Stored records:

_ _ _

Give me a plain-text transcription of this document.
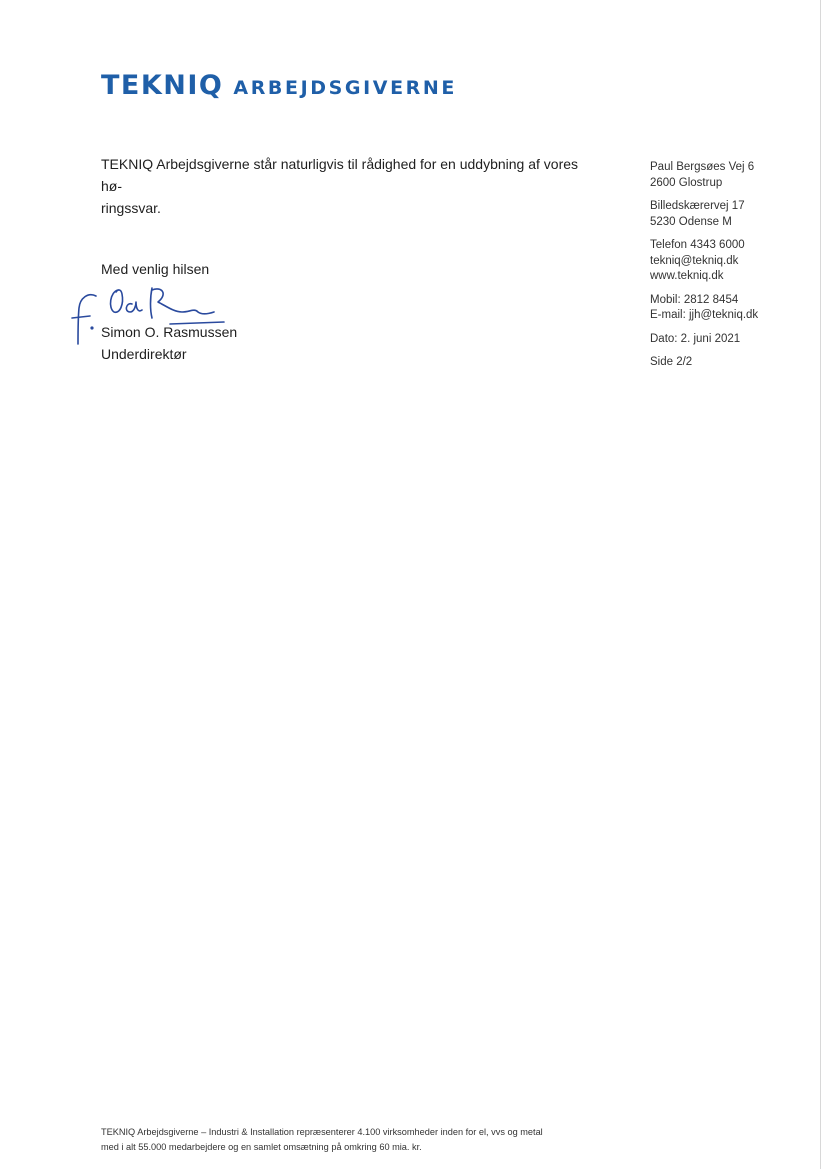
TEKNIQ ARBEJDSGIVERNE
TEKNIQ Arbejdsgiverne står naturligvis til rådighed for en uddybning af vores hø-
ringssvar.
Med venlig hilsen
Simon O. Rasmussen
Underdirektør
Paul Bergsøes Vej 6
2600 Glostrup
Billedskærervej 17
5230 Odense M
Telefon 4343 6000
tekniq@tekniq.dk
www.tekniq.dk
Mobil: 2812 8454
E-mail: jjh@tekniq.dk
Dato: 2. juni 2021
Side 2/2
TEKNIQ Arbejdsgiverne – Industri & Installation repræsenterer 4.100 virksomheder inden for el, vvs og metal
med i alt 55.000 medarbejdere og en samlet omsætning på omkring 60 mia. kr.
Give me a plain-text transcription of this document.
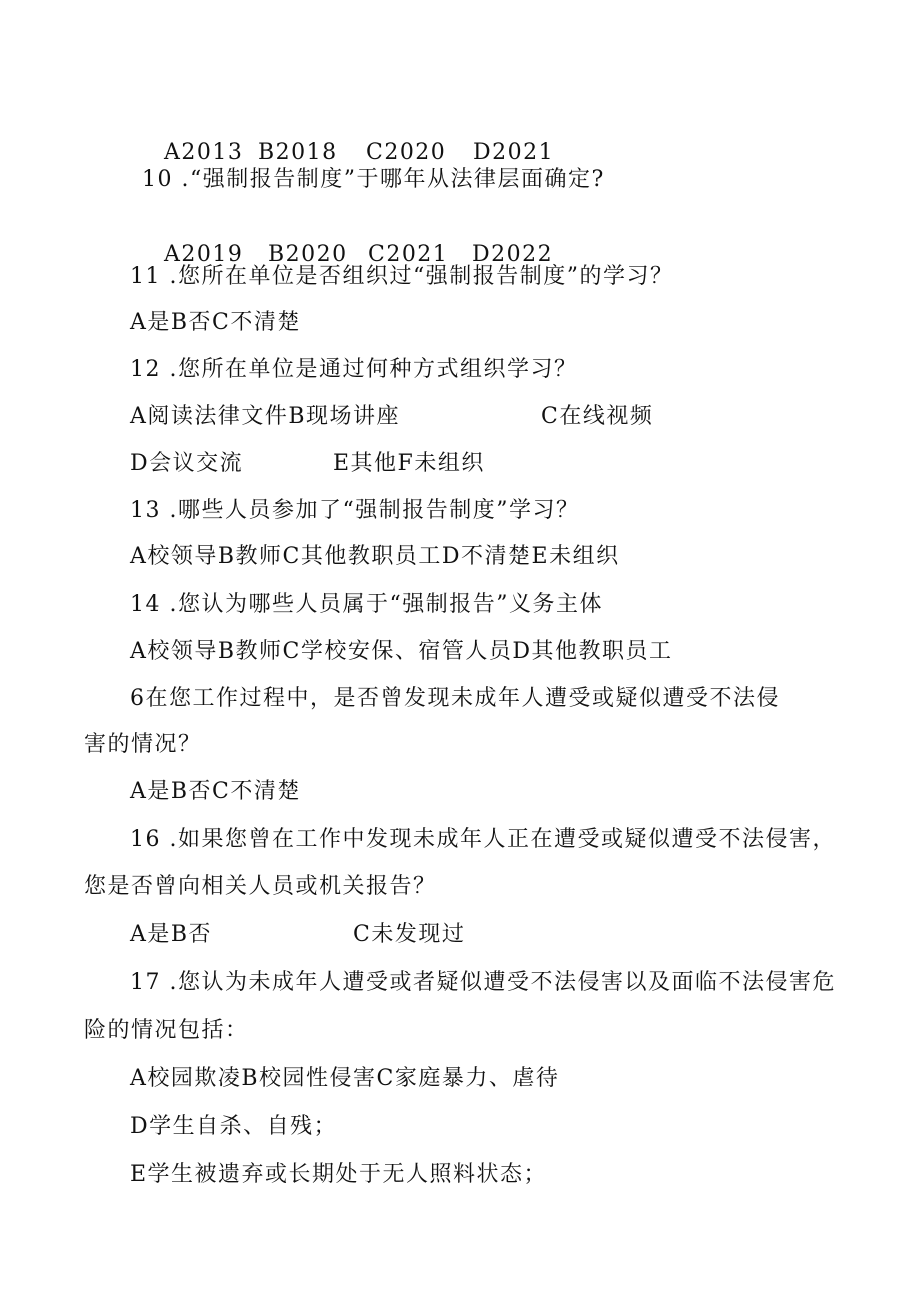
A2013 B2018 C2020 D2021

10 .“强制报告制度”于哪年从法律层面确定?

A2019 B2020 C2021 D2022

11 .您所在单位是否组织过“强制报告制度”的学习？
A是B否C不清楚
12 .您所在单位是通过何种方式组织学习？
A阅读法律文件B现场讲座	C在线视频
D会议交流	E其他F未组织
13 .哪些人员参加了“强制报告制度”学习？
A校领导B教师C其他教职员工D不清楚E未组织
14 .您认为哪些人员属于“强制报告”义务主体
A校领导B教师C学校安保、宿管人员D其他教职员工
6在您工作过程中，是否曾发现未成年人遭受或疑似遭受不法侵
害的情况？
A是B否C不清楚
16 .如果您曾在工作中发现未成年人正在遭受或疑似遭受不法侵害，
您是否曾向相关人员或机关报告？
A是B否	C未发现过
17 .您认为未成年人遭受或者疑似遭受不法侵害以及面临不法侵害危
险的情况包括：
A校园欺凌B校园性侵害C家庭暴力、虐待
D学生自杀、自残；
E学生被遗弃或长期处于无人照料状态；
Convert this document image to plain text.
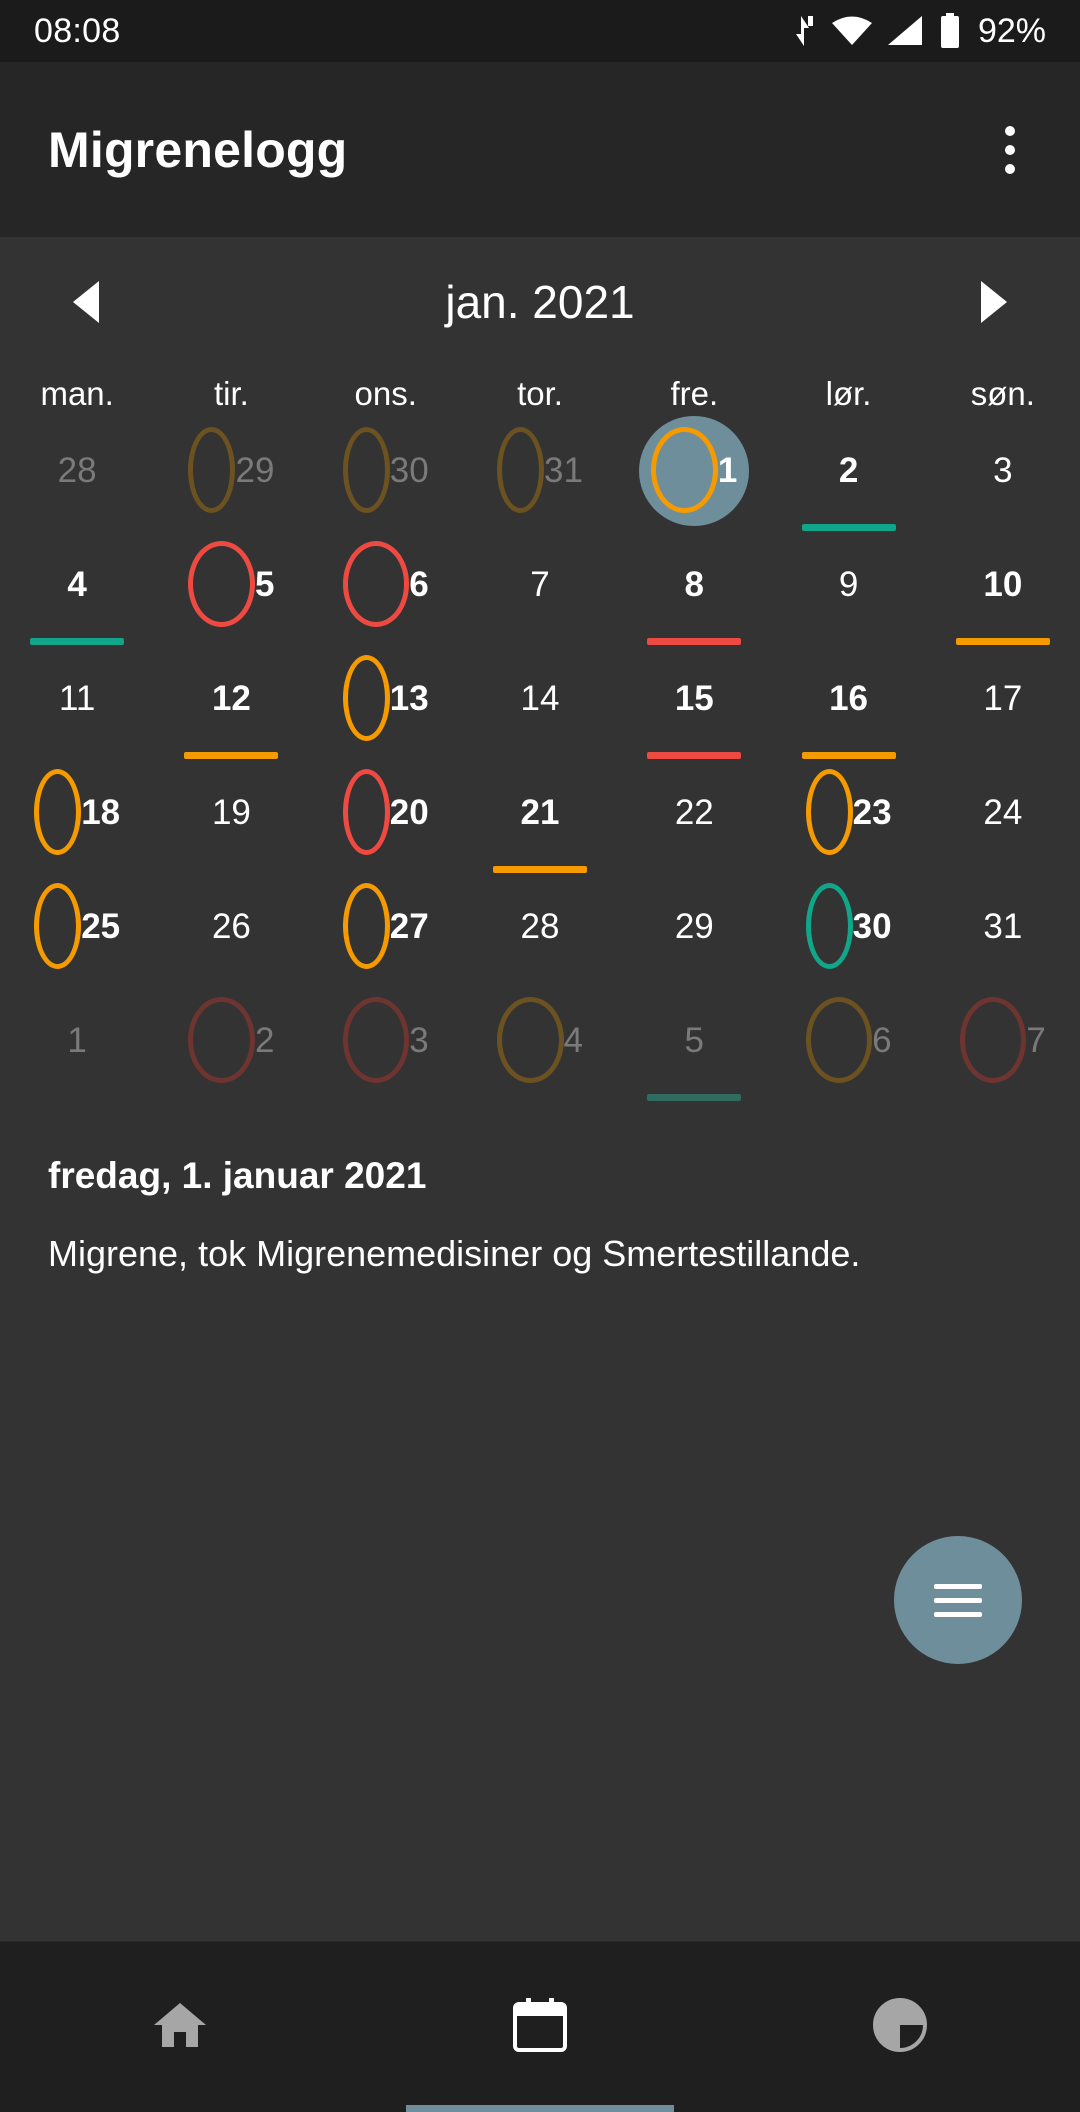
08:08	92%
Migrenelogg
jan. 2021
man.	tir.	ons.	tor.	fre.	lør.	søn.
28	29	30	31	1	2	3
4	5	6	7	8	9	10
11	12	13	14	15	16	17
18	19	20	21	22	23	24
25	26	27	28	29	30	31
1	2	3	4	5	6	7
fredag, 1. januar 2021
Migrene, tok Migrenemedisiner og Smertestillande.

_ _ _

PROBLEM DETAILS.
Copy verbatim the span that begins at the line containing "Convert this document image to plain text." and ends at the last line of the material, inclusive of both; exclude pictures.

FULL OUTPUT.
Convert this document image to plain text.
08:08	92%
Migrenelogg
jan. 2021
man.	tir.	ons.	tor.	fre.	lør.	søn.
28	29	30	31	1	2	3
4	5	6	7	8	9	10
11	12	13	14	15	16	17
18	19	20	21	22	23	24
25	26	27	28	29	30	31
1	2	3	4	5	6	7
fredag, 1. januar 2021
Migrene, tok Migrenemedisiner og Smertestillande.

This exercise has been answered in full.